■ Data records ■
-- begin --

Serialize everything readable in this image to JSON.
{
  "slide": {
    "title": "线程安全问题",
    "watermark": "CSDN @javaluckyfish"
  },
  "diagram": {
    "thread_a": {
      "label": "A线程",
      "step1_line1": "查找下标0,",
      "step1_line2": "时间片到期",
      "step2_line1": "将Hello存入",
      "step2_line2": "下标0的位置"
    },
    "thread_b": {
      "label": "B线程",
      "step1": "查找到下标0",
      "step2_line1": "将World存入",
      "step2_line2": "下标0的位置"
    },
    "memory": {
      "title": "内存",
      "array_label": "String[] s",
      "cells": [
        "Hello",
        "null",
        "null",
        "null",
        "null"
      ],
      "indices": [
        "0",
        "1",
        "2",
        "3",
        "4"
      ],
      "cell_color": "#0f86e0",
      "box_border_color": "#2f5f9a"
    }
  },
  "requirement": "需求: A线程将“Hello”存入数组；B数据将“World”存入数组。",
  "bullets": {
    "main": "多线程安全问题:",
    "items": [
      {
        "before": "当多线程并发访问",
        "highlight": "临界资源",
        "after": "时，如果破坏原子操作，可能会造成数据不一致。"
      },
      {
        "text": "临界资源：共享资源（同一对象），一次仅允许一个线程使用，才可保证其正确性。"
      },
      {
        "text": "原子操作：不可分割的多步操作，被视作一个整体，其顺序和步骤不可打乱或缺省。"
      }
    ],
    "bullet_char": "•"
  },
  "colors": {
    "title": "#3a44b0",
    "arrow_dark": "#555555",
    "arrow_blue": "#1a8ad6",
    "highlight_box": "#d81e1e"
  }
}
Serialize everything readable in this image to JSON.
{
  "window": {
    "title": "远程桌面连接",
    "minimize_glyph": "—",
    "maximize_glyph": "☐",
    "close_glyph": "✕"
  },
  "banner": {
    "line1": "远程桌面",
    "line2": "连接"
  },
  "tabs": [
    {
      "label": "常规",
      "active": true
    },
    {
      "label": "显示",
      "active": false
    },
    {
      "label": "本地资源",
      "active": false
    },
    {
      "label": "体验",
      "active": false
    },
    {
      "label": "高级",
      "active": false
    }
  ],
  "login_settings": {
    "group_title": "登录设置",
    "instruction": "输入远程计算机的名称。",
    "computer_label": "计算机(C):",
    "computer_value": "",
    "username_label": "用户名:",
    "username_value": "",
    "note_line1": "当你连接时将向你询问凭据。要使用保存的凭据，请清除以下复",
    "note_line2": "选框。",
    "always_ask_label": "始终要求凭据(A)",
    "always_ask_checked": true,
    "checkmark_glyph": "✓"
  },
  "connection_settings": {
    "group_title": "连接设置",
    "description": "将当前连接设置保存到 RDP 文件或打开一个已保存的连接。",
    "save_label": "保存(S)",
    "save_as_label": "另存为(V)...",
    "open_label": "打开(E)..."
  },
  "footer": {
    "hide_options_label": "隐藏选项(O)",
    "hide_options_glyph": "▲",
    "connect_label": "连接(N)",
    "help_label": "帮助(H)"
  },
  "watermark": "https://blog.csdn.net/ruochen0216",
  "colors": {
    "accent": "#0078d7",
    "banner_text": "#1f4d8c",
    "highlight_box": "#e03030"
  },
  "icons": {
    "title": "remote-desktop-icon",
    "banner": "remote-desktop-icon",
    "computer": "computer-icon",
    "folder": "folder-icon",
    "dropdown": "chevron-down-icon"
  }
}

-- end --

■ Given problem ■
From the first line to the last, retype the data exactly.

■ Solution ■
Serialize everything readable in this image to JSON.
{
  "slide": {
    "title": "线程安全问题",
    "watermark": "CSDN @javaluckyfish"
  },
  "diagram": {
    "thread_a": {
      "label": "A线程",
      "step1_line1": "查找下标0,",
      "step1_line2": "时间片到期",
      "step2_line1": "将Hello存入",
      "step2_line2": "下标0的位置"
    },
    "thread_b": {
      "label": "B线程",
      "step1": "查找到下标0",
      "step2_line1": "将World存入",
      "step2_line2": "下标0的位置"
    },
    "memory": {
      "title": "内存",
      "array_label": "String[] s",
      "cells": [
        "Hello",
        "null",
        "null",
        "null",
        "null"
      ],
      "indices": [
        "0",
        "1",
        "2",
        "3",
        "4"
      ],
      "cell_color": "#0f86e0",
      "box_border_color": "#2f5f9a"
    }
  },
  "requirement": "需求: A线程将“Hello”存入数组；B数据将“World”存入数组。",
  "bullets": {
    "main": "多线程安全问题:",
    "items": [
      {
        "before": "当多线程并发访问",
        "highlight": "临界资源",
        "after": "时，如果破坏原子操作，可能会造成数据不一致。"
      },
      {
        "text": "临界资源：共享资源（同一对象），一次仅允许一个线程使用，才可保证其正确性。"
      },
      {
        "text": "原子操作：不可分割的多步操作，被视作一个整体，其顺序和步骤不可打乱或缺省。"
      }
    ],
    "bullet_char": "•"
  },
  "colors": {
    "title": "#3a44b0",
    "arrow_dark": "#555555",
    "arrow_blue": "#1a8ad6",
    "highlight_box": "#d81e1e"
  }
}
Serialize everything readable in this image to JSON.
{
  "window": {
    "title": "远程桌面连接",
    "minimize_glyph": "—",
    "maximize_glyph": "☐",
    "close_glyph": "✕"
  },
  "banner": {
    "line1": "远程桌面",
    "line2": "连接"
  },
  "tabs": [
    {
      "label": "常规",
      "active": true
    },
    {
      "label": "显示",
      "active": false
    },
    {
      "label": "本地资源",
      "active": false
    },
    {
      "label": "体验",
      "active": false
    },
    {
      "label": "高级",
      "active": false
    }
  ],
  "login_settings": {
    "group_title": "登录设置",
    "instruction": "输入远程计算机的名称。",
    "computer_label": "计算机(C):",
    "computer_value": "",
    "username_label": "用户名:",
    "username_value": "",
    "note_line1": "当你连接时将向你询问凭据。要使用保存的凭据，请清除以下复",
    "note_line2": "选框。",
    "always_ask_label": "始终要求凭据(A)",
    "always_ask_checked": true,
    "checkmark_glyph": "✓"
  },
  "connection_settings": {
    "group_title": "连接设置",
    "description": "将当前连接设置保存到 RDP 文件或打开一个已保存的连接。",
    "save_label": "保存(S)",
    "save_as_label": "另存为(V)...",
    "open_label": "打开(E)..."
  },
  "footer": {
    "hide_options_label": "隐藏选项(O)",
    "hide_options_glyph": "▲",
    "connect_label": "连接(N)",
    "help_label": "帮助(H)"
  },
  "watermark": "https://blog.csdn.net/ruochen0216",
  "colors": {
    "accent": "#0078d7",
    "banner_text": "#1f4d8c",
    "highlight_box": "#e03030"
  },
  "icons": {
    "title": "remote-desktop-icon",
    "banner": "remote-desktop-icon",
    "computer": "computer-icon",
    "folder": "folder-icon",
    "dropdown": "chevron-down-icon"
  }
}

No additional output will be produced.